Dataset records
..........
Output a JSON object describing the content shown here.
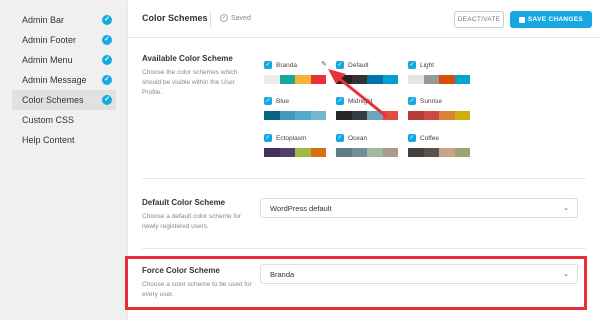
{
  "sidebar": {
    "items": [
      {
        "label": "Admin Bar",
        "checked": true
      },
      {
        "label": "Admin Footer",
        "checked": true
      },
      {
        "label": "Admin Menu",
        "checked": true
      },
      {
        "label": "Admin Message",
        "checked": true
      },
      {
        "label": "Color Schemes",
        "checked": true,
        "active": true
      },
      {
        "label": "Custom CSS",
        "checked": false
      },
      {
        "label": "Help Content",
        "checked": false
      }
    ]
  },
  "header": {
    "title": "Color Schemes",
    "saved_text": "Saved",
    "deactivate_label": "DEACTIVATE",
    "save_label": "SAVE CHANGES"
  },
  "available": {
    "label": "Available Color Scheme",
    "description": "Choose the color schemes which should be visible within the User Profile.",
    "schemes": [
      {
        "name": "Branda",
        "colors": [
          "#ececec",
          "#19a69a",
          "#f2b632",
          "#e8303a"
        ]
      },
      {
        "name": "Default",
        "colors": [
          "#222222",
          "#333333",
          "#0073aa",
          "#00a0d2"
        ]
      },
      {
        "name": "Light",
        "colors": [
          "#e5e5e5",
          "#999999",
          "#d64e07",
          "#04a4cc"
        ]
      },
      {
        "name": "Blue",
        "colors": [
          "#096484",
          "#4796b3",
          "#52accc",
          "#74b6ce"
        ]
      },
      {
        "name": "Midnight",
        "colors": [
          "#25282b",
          "#363b3f",
          "#69a8bb",
          "#e14d43"
        ]
      },
      {
        "name": "Sunrise",
        "colors": [
          "#b43c38",
          "#cf4944",
          "#dd823b",
          "#ccaf0b"
        ]
      },
      {
        "name": "Ectoplasm",
        "colors": [
          "#413256",
          "#523f6d",
          "#a3b745",
          "#d46f15"
        ]
      },
      {
        "name": "Ocean",
        "colors": [
          "#627c83",
          "#738e96",
          "#9ebaa0",
          "#aa9d88"
        ]
      },
      {
        "name": "Coffee",
        "colors": [
          "#46403c",
          "#59524c",
          "#c7a589",
          "#9ea476"
        ]
      }
    ]
  },
  "default_scheme": {
    "label": "Default Color Scheme",
    "description": "Choose a default color scheme for newly registered users.",
    "value": "WordPress default"
  },
  "force_scheme": {
    "label": "Force Color Scheme",
    "description": "Choose a color scheme to be used for every user.",
    "value": "Branda"
  },
  "colors": {
    "accent": "#17a8e3",
    "annotation_red": "#e8303a"
  }
}
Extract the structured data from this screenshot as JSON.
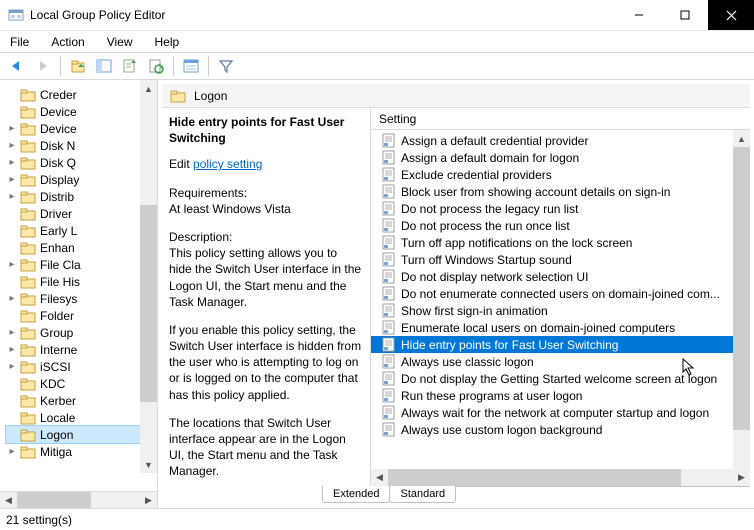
..........
» **YOUR INSTRUCTIONS**
Without the pictures, print the whole listing exactly as given.

» **TASK OUTPUT**
Output a JSON object describing the content shown here.
{
  "sidebar": {
    "items": [
      {
        "label": "Admin Bar",
        "checked": true
      },
      {
        "label": "Admin Footer",
        "checked": true
      },
      {
        "label": "Admin Menu",
        "checked": true
      },
      {
        "label": "Admin Message",
        "checked": true
      },
      {
        "label": "Color Schemes",
        "checked": true,
        "active": true
      },
      {
        "label": "Custom CSS",
        "checked": false
      },
      {
        "label": "Help Content",
        "checked": false
      }
    ]
  },
  "header": {
    "title": "Color Schemes",
    "saved_text": "Saved",
    "deactivate_label": "DEACTIVATE",
    "save_label": "SAVE CHANGES"
  },
  "available": {
    "label": "Available Color Scheme",
    "description": "Choose the color schemes which should be visible within the User Profile.",
    "schemes": [
      {
        "name": "Branda",
        "colors": [
          "#ececec",
          "#19a69a",
          "#f2b632",
          "#e8303a"
        ]
      },
      {
        "name": "Default",
        "colors": [
          "#222222",
          "#333333",
          "#0073aa",
          "#00a0d2"
        ]
      },
      {
        "name": "Light",
        "colors": [
          "#e5e5e5",
          "#999999",
          "#d64e07",
          "#04a4cc"
        ]
      },
      {
        "name": "Blue",
        "colors": [
          "#096484",
          "#4796b3",
          "#52accc",
          "#74b6ce"
        ]
      },
      {
        "name": "Midnight",
        "colors": [
          "#25282b",
          "#363b3f",
          "#69a8bb",
          "#e14d43"
        ]
      },
      {
        "name": "Sunrise",
        "colors": [
          "#b43c38",
          "#cf4944",
          "#dd823b",
          "#ccaf0b"
        ]
      },
      {
        "name": "Ectoplasm",
        "colors": [
          "#413256",
          "#523f6d",
          "#a3b745",
          "#d46f15"
        ]
      },
      {
        "name": "Ocean",
        "colors": [
          "#627c83",
          "#738e96",
          "#9ebaa0",
          "#aa9d88"
        ]
      },
      {
        "name": "Coffee",
        "colors": [
          "#46403c",
          "#59524c",
          "#c7a589",
          "#9ea476"
        ]
      }
    ]
  },
  "default_scheme": {
    "label": "Default Color Scheme",
    "description": "Choose a default color scheme for newly registered users.",
    "value": "WordPress default"
  },
  "force_scheme": {
    "label": "Force Color Scheme",
    "description": "Choose a color scheme to be used for every user.",
    "value": "Branda"
  },
  "colors": {
    "accent": "#17a8e3",
    "annotation_red": "#e8303a"
  }
}
Extract the structured data from this screenshot as JSON.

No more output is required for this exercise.